--- start Dataset records ---

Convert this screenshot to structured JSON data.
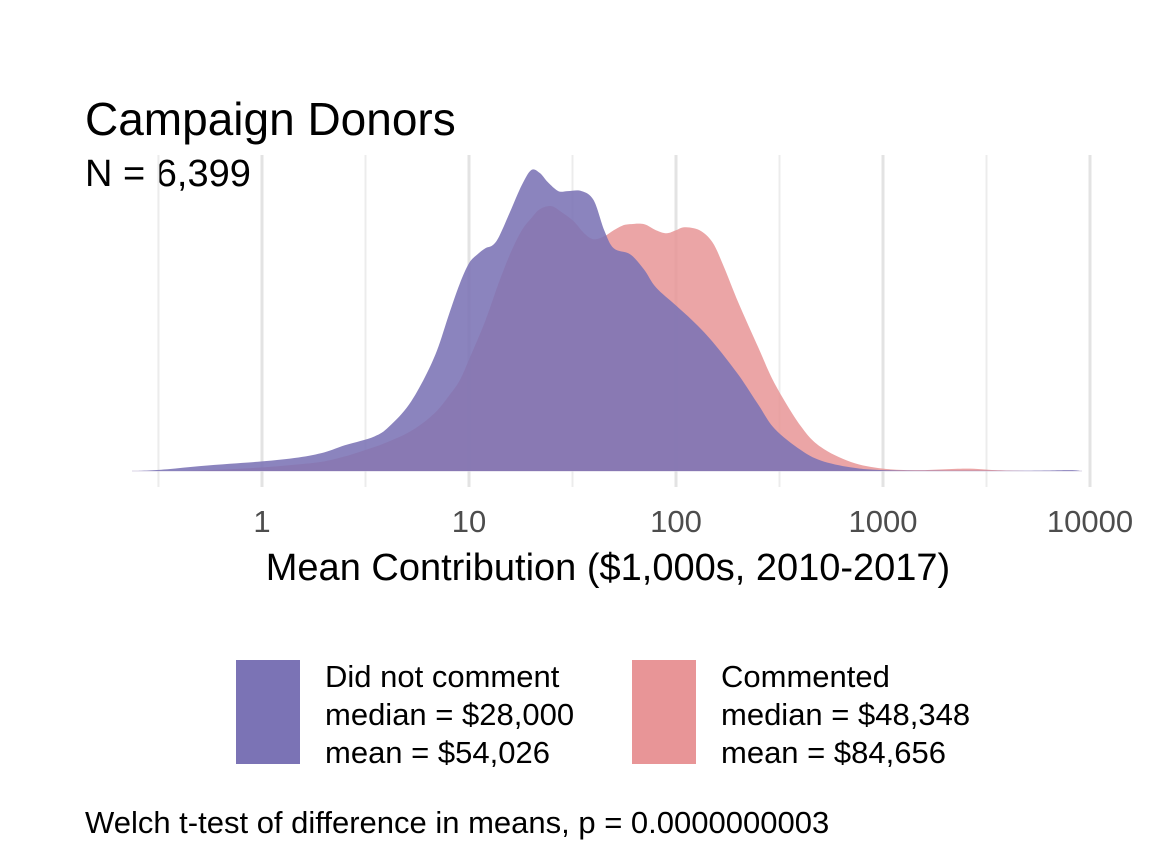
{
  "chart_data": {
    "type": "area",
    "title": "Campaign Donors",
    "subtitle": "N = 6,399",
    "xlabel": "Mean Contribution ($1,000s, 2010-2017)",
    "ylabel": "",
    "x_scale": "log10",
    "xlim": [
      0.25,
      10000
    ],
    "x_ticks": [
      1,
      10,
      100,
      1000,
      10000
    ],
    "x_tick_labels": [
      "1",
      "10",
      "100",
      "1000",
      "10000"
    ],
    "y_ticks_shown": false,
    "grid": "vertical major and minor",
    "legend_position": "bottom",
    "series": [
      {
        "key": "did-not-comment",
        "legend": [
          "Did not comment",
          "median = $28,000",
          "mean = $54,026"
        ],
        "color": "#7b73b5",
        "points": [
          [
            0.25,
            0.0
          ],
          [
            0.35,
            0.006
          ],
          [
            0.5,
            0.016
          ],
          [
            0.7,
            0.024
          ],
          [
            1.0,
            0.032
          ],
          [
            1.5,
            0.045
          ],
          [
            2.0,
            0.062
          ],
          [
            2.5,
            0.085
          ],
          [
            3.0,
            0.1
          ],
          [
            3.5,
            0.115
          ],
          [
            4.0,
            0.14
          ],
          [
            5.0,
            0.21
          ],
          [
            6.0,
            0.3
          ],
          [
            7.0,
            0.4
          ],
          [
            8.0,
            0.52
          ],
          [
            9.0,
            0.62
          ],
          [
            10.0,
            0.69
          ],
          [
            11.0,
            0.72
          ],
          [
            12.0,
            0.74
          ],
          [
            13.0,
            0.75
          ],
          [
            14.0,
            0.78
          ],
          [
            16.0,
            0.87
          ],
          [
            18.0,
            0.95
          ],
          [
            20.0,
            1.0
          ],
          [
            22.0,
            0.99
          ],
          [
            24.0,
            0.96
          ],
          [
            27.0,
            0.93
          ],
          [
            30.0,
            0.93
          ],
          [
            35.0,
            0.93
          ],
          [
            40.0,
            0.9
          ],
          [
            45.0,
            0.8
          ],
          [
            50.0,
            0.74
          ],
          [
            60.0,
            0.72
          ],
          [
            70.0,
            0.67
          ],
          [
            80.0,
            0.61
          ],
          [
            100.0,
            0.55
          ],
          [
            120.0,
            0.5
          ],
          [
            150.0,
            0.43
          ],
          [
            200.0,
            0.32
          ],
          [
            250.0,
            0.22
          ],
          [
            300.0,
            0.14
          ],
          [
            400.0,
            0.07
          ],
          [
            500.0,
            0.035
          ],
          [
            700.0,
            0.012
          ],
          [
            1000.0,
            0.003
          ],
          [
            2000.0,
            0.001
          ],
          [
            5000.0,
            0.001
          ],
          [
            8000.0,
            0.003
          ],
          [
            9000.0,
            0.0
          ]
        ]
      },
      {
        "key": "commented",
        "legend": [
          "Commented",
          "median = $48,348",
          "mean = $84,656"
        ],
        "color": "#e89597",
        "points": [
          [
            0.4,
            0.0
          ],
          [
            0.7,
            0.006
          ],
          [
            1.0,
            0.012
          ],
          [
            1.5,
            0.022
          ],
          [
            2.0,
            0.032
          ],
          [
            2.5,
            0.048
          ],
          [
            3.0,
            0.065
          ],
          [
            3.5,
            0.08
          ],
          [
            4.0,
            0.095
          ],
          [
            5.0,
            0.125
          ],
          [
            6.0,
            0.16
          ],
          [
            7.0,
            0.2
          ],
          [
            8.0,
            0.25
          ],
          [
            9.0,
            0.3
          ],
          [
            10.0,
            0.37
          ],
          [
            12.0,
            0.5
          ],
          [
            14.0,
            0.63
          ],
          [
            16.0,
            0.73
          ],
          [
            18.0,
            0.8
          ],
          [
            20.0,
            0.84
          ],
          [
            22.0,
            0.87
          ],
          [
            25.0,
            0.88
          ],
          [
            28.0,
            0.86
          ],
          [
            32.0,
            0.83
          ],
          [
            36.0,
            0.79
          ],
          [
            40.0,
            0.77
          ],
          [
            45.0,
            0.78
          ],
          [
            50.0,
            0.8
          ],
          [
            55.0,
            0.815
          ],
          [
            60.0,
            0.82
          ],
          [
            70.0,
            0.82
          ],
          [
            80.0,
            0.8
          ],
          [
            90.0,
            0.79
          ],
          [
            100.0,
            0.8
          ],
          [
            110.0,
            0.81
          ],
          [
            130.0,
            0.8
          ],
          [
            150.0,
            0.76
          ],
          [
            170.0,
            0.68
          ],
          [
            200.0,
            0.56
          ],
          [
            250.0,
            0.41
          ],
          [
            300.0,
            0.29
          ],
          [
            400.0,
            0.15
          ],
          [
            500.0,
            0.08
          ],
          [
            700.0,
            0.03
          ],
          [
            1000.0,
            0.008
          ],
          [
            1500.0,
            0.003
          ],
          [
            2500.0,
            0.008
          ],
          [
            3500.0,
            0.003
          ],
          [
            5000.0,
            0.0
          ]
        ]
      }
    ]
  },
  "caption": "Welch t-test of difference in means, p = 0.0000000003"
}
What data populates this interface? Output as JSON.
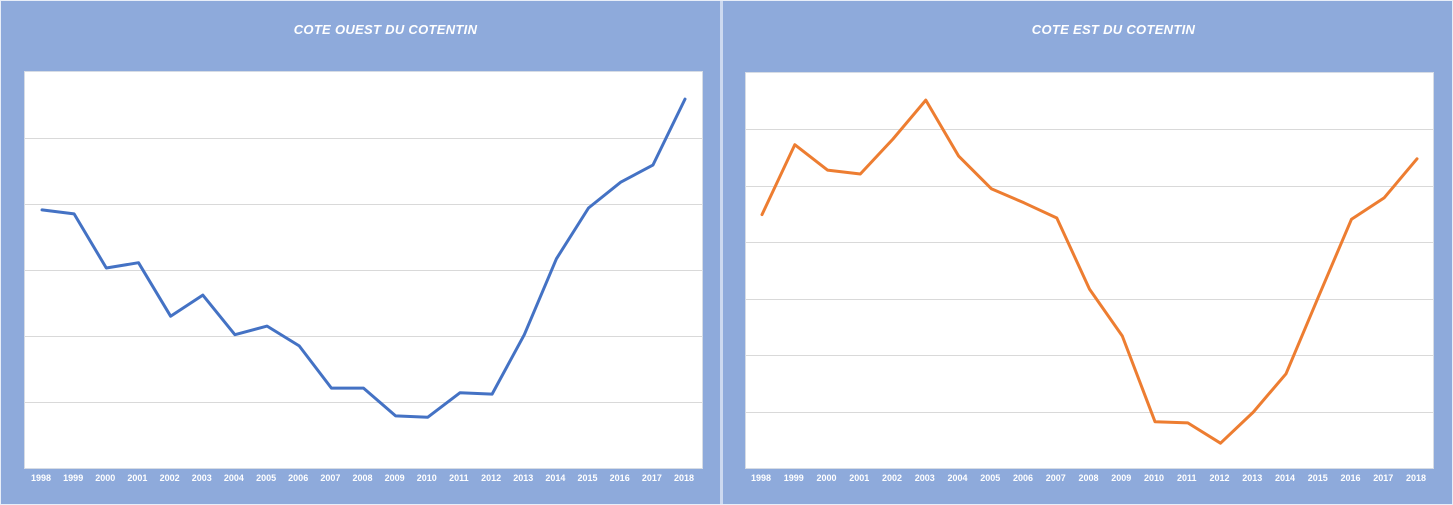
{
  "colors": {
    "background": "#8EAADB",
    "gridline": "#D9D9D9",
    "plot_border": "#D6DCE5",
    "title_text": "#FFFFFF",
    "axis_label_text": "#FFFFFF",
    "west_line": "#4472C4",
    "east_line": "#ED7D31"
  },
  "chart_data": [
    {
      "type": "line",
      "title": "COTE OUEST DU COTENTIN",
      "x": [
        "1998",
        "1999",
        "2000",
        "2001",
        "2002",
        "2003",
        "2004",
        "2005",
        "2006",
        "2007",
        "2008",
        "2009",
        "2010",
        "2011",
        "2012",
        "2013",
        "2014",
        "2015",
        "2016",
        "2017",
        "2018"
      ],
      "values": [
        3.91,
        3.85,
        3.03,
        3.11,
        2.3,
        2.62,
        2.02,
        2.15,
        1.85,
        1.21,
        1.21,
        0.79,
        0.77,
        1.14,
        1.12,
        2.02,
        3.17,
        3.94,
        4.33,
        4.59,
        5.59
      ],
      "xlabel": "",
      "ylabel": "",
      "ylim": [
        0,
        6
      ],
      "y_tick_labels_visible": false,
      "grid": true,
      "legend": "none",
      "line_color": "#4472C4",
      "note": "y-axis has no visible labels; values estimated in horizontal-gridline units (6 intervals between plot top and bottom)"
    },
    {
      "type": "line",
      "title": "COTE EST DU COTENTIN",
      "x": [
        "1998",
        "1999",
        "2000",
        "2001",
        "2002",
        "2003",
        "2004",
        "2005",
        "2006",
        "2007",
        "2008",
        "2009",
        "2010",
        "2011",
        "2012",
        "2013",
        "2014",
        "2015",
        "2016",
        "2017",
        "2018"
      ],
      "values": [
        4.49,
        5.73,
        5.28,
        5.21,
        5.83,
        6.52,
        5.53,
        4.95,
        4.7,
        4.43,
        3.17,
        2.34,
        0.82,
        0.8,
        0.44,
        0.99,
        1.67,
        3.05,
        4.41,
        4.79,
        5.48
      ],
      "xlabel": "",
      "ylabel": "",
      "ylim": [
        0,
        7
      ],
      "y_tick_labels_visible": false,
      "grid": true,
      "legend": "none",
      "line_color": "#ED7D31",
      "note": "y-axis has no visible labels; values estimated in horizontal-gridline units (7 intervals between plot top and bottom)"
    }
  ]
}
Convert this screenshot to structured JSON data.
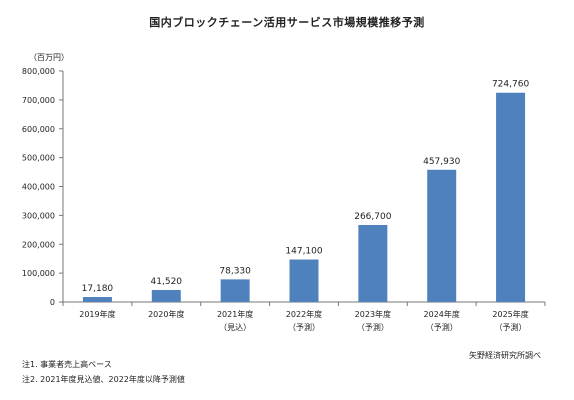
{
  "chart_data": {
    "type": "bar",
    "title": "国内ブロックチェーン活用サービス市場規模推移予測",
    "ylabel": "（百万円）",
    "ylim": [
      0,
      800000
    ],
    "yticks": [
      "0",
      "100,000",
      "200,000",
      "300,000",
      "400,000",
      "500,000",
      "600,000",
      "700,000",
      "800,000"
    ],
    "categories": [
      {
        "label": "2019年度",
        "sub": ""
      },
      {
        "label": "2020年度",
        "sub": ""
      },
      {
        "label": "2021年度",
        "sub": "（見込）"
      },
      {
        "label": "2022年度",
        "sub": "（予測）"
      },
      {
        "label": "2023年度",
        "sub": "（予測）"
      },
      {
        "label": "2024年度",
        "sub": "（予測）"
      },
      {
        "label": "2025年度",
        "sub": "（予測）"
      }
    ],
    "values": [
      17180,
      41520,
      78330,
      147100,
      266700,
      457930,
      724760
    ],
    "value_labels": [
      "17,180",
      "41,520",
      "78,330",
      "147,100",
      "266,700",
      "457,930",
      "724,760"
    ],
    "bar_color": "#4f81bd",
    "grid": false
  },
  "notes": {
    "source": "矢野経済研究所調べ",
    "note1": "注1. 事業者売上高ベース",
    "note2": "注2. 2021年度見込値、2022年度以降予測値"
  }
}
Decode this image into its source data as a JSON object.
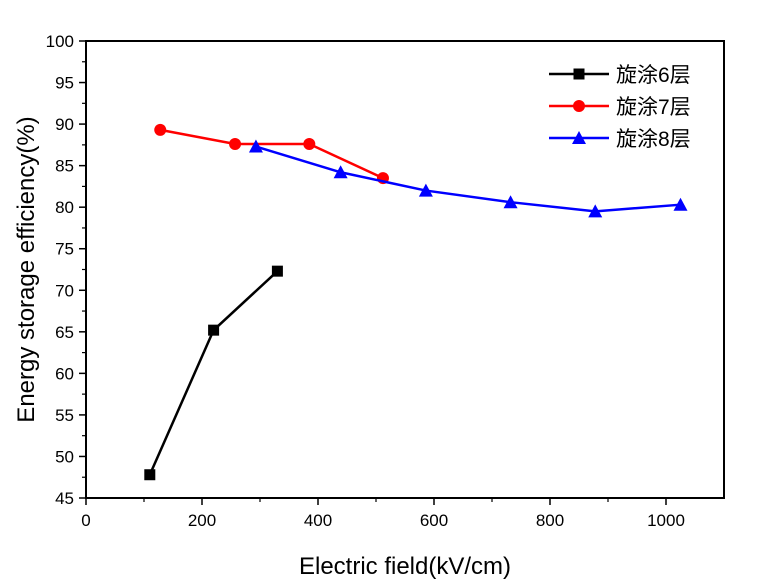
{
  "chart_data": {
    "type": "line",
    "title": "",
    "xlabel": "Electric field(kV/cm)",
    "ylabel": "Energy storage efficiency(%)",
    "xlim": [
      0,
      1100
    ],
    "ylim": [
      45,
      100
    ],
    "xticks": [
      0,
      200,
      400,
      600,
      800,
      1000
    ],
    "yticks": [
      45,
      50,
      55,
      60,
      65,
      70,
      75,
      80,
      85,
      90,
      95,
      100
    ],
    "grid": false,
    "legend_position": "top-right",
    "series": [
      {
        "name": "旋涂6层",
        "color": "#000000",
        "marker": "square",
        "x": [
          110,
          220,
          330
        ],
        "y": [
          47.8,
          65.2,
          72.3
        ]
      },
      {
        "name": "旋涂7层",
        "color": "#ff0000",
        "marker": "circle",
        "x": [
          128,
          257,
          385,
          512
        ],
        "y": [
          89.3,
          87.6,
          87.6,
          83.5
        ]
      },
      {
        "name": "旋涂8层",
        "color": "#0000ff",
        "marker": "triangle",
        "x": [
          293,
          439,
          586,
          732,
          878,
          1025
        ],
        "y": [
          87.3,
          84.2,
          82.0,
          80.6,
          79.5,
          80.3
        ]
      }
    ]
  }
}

--- end Dataset records ---

* [Task goal]:
Look through the entries and work out how many lines have the word "source" in them; reply with that number only.

* [The completed task]:
2